What the task asks: Will you print the material below without altering a single character?

(A block of data)
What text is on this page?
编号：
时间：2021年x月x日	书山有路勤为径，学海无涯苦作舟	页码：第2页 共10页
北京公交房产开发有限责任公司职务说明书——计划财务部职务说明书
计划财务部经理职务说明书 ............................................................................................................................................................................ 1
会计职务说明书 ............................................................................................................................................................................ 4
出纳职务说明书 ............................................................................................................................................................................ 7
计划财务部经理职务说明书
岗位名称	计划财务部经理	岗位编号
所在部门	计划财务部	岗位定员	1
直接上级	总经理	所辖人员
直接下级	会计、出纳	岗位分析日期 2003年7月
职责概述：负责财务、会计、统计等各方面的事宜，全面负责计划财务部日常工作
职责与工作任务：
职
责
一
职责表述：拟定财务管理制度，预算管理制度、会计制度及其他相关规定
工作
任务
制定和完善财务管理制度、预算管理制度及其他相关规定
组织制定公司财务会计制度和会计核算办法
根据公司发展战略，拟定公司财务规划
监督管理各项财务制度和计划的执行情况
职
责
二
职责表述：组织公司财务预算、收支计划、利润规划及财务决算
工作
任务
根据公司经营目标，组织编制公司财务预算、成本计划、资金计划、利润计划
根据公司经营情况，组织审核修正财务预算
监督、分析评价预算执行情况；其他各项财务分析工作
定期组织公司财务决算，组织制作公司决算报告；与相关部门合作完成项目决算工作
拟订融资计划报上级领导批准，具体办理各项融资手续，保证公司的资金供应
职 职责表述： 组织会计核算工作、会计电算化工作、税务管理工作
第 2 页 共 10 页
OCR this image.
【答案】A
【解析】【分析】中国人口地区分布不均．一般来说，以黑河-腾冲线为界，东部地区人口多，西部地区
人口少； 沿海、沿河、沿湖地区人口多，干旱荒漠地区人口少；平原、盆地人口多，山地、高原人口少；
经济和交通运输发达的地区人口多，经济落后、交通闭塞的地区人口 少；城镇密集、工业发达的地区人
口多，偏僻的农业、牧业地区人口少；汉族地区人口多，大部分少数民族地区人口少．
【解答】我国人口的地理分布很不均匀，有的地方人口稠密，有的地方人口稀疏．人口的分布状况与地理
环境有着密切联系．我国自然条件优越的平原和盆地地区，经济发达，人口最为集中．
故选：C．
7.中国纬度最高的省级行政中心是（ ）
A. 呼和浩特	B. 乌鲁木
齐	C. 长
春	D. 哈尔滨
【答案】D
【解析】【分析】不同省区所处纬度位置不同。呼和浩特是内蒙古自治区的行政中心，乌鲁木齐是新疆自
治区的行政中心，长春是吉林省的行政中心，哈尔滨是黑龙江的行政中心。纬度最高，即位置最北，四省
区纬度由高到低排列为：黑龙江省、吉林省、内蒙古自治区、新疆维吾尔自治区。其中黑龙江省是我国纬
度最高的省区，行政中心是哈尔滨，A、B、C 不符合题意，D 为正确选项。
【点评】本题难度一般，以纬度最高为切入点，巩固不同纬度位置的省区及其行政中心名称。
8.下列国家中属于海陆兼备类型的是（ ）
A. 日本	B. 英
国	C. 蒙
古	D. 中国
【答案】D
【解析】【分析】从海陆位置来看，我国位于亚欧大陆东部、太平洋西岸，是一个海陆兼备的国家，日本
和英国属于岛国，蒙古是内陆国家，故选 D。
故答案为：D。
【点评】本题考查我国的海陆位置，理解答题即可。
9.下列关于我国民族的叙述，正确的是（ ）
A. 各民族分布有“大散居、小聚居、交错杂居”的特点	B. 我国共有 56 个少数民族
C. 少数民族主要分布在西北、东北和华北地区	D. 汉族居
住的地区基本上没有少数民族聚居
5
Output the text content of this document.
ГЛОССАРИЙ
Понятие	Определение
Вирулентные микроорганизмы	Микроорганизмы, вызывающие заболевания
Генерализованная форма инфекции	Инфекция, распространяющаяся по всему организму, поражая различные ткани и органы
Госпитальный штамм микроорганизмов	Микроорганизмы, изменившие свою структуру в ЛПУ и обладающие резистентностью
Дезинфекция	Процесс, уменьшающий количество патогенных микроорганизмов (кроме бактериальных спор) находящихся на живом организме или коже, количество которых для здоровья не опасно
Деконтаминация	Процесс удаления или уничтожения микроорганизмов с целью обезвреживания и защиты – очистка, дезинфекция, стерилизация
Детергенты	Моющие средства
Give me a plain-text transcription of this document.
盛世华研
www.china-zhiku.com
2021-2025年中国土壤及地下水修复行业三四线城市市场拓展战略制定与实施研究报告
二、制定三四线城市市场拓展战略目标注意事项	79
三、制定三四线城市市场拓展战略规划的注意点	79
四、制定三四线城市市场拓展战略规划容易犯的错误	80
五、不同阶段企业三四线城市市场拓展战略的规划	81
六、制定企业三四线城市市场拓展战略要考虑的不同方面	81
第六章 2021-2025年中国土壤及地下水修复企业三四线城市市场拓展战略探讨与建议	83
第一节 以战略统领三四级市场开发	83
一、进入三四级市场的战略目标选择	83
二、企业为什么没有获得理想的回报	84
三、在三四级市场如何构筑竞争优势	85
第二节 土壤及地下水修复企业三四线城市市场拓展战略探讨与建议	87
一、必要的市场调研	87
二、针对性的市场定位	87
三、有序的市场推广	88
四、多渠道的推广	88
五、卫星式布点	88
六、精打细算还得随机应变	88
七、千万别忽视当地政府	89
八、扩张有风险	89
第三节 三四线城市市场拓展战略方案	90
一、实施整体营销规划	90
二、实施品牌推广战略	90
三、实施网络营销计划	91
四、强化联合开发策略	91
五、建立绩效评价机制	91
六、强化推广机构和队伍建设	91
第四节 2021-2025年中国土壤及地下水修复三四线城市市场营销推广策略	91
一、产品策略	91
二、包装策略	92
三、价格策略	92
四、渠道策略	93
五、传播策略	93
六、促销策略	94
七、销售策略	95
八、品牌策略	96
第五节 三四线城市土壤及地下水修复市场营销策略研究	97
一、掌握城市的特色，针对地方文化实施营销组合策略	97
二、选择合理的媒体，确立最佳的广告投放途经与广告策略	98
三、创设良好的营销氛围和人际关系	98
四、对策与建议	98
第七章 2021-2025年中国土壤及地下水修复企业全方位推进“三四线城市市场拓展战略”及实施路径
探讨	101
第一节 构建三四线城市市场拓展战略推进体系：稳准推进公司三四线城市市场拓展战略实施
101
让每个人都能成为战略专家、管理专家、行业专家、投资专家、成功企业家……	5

Full output:
What text is on this page?
编号：
时间：2021年x月x日	书山有路勤为径，学海无涯苦作舟	页码：第2页 共10页
北京公交房产开发有限责任公司职务说明书——计划财务部职务说明书
计划财务部经理职务说明书 ............................................................................................................................................................................ 1
会计职务说明书 ............................................................................................................................................................................ 4
出纳职务说明书 ............................................................................................................................................................................ 7
计划财务部经理职务说明书
岗位名称	计划财务部经理	岗位编号
所在部门	计划财务部	岗位定员	1
直接上级	总经理	所辖人员
直接下级	会计、出纳	岗位分析日期 2003年7月
职责概述：负责财务、会计、统计等各方面的事宜，全面负责计划财务部日常工作
职责与工作任务：
职
责
一
职责表述：拟定财务管理制度，预算管理制度、会计制度及其他相关规定
工作
任务
制定和完善财务管理制度、预算管理制度及其他相关规定
组织制定公司财务会计制度和会计核算办法
根据公司发展战略，拟定公司财务规划
监督管理各项财务制度和计划的执行情况
职
责
二
职责表述：组织公司财务预算、收支计划、利润规划及财务决算
工作
任务
根据公司经营目标，组织编制公司财务预算、成本计划、资金计划、利润计划
根据公司经营情况，组织审核修正财务预算
监督、分析评价预算执行情况；其他各项财务分析工作
定期组织公司财务决算，组织制作公司决算报告；与相关部门合作完成项目决算工作
拟订融资计划报上级领导批准，具体办理各项融资手续，保证公司的资金供应
职 职责表述： 组织会计核算工作、会计电算化工作、税务管理工作
第 2 页 共 10 页
OCR this image.
【答案】A
【解析】【分析】中国人口地区分布不均．一般来说，以黑河-腾冲线为界，东部地区人口多，西部地区
人口少； 沿海、沿河、沿湖地区人口多，干旱荒漠地区人口少；平原、盆地人口多，山地、高原人口少；
经济和交通运输发达的地区人口多，经济落后、交通闭塞的地区人口 少；城镇密集、工业发达的地区人
口多，偏僻的农业、牧业地区人口少；汉族地区人口多，大部分少数民族地区人口少．
【解答】我国人口的地理分布很不均匀，有的地方人口稠密，有的地方人口稀疏．人口的分布状况与地理
环境有着密切联系．我国自然条件优越的平原和盆地地区，经济发达，人口最为集中．
故选：C．
7.中国纬度最高的省级行政中心是（ ）
A. 呼和浩特	B. 乌鲁木
齐	C. 长
春	D. 哈尔滨
【答案】D
【解析】【分析】不同省区所处纬度位置不同。呼和浩特是内蒙古自治区的行政中心，乌鲁木齐是新疆自
治区的行政中心，长春是吉林省的行政中心，哈尔滨是黑龙江的行政中心。纬度最高，即位置最北，四省
区纬度由高到低排列为：黑龙江省、吉林省、内蒙古自治区、新疆维吾尔自治区。其中黑龙江省是我国纬
度最高的省区，行政中心是哈尔滨，A、B、C 不符合题意，D 为正确选项。
【点评】本题难度一般，以纬度最高为切入点，巩固不同纬度位置的省区及其行政中心名称。
8.下列国家中属于海陆兼备类型的是（ ）
A. 日本	B. 英
国	C. 蒙
古	D. 中国
【答案】D
【解析】【分析】从海陆位置来看，我国位于亚欧大陆东部、太平洋西岸，是一个海陆兼备的国家，日本
和英国属于岛国，蒙古是内陆国家，故选 D。
故答案为：D。
【点评】本题考查我国的海陆位置，理解答题即可。
9.下列关于我国民族的叙述，正确的是（ ）
A. 各民族分布有“大散居、小聚居、交错杂居”的特点	B. 我国共有 56 个少数民族
C. 少数民族主要分布在西北、东北和华北地区	D. 汉族居
住的地区基本上没有少数民族聚居
5
Output the text content of this document.
ГЛОССАРИЙ
Понятие	Определение
Вирулентные микроорганизмы	Микроорганизмы, вызывающие заболевания
Генерализованная форма инфекции	Инфекция, распространяющаяся по всему организму, поражая различные ткани и органы
Госпитальный штамм микроорганизмов	Микроорганизмы, изменившие свою структуру в ЛПУ и обладающие резистентностью
Дезинфекция	Процесс, уменьшающий количество патогенных микроорганизмов (кроме бактериальных спор) находящихся на живом организме или коже, количество которых для здоровья не опасно
Деконтаминация	Процесс удаления или уничтожения микроорганизмов с целью обезвреживания и защиты – очистка, дезинфекция, стерилизация
Детергенты	Моющие средства
Give me a plain-text transcription of this document.
盛世华研
www.china-zhiku.com
2021-2025年中国土壤及地下水修复行业三四线城市市场拓展战略制定与实施研究报告
二、制定三四线城市市场拓展战略目标注意事项	79
三、制定三四线城市市场拓展战略规划的注意点	79
四、制定三四线城市市场拓展战略规划容易犯的错误	80
五、不同阶段企业三四线城市市场拓展战略的规划	81
六、制定企业三四线城市市场拓展战略要考虑的不同方面	81
第六章 2021-2025年中国土壤及地下水修复企业三四线城市市场拓展战略探讨与建议	83
第一节 以战略统领三四级市场开发	83
一、进入三四级市场的战略目标选择	83
二、企业为什么没有获得理想的回报	84
三、在三四级市场如何构筑竞争优势	85
第二节 土壤及地下水修复企业三四线城市市场拓展战略探讨与建议	87
一、必要的市场调研	87
二、针对性的市场定位	87
三、有序的市场推广	88
四、多渠道的推广	88
五、卫星式布点	88
六、精打细算还得随机应变	88
七、千万别忽视当地政府	89
八、扩张有风险	89
第三节 三四线城市市场拓展战略方案	90
一、实施整体营销规划	90
二、实施品牌推广战略	90
三、实施网络营销计划	91
四、强化联合开发策略	91
五、建立绩效评价机制	91
六、强化推广机构和队伍建设	91
第四节 2021-2025年中国土壤及地下水修复三四线城市市场营销推广策略	91
一、产品策略	91
二、包装策略	92
三、价格策略	92
四、渠道策略	93
五、传播策略	93
六、促销策略	94
七、销售策略	95
八、品牌策略	96
第五节 三四线城市土壤及地下水修复市场营销策略研究	97
一、掌握城市的特色，针对地方文化实施营销组合策略	97
二、选择合理的媒体，确立最佳的广告投放途经与广告策略	98
三、创设良好的营销氛围和人际关系	98
四、对策与建议	98
第七章 2021-2025年中国土壤及地下水修复企业全方位推进“三四线城市市场拓展战略”及实施路径
探讨	101
第一节 构建三四线城市市场拓展战略推进体系：稳准推进公司三四线城市市场拓展战略实施
101
让每个人都能成为战略专家、管理专家、行业专家、投资专家、成功企业家……	5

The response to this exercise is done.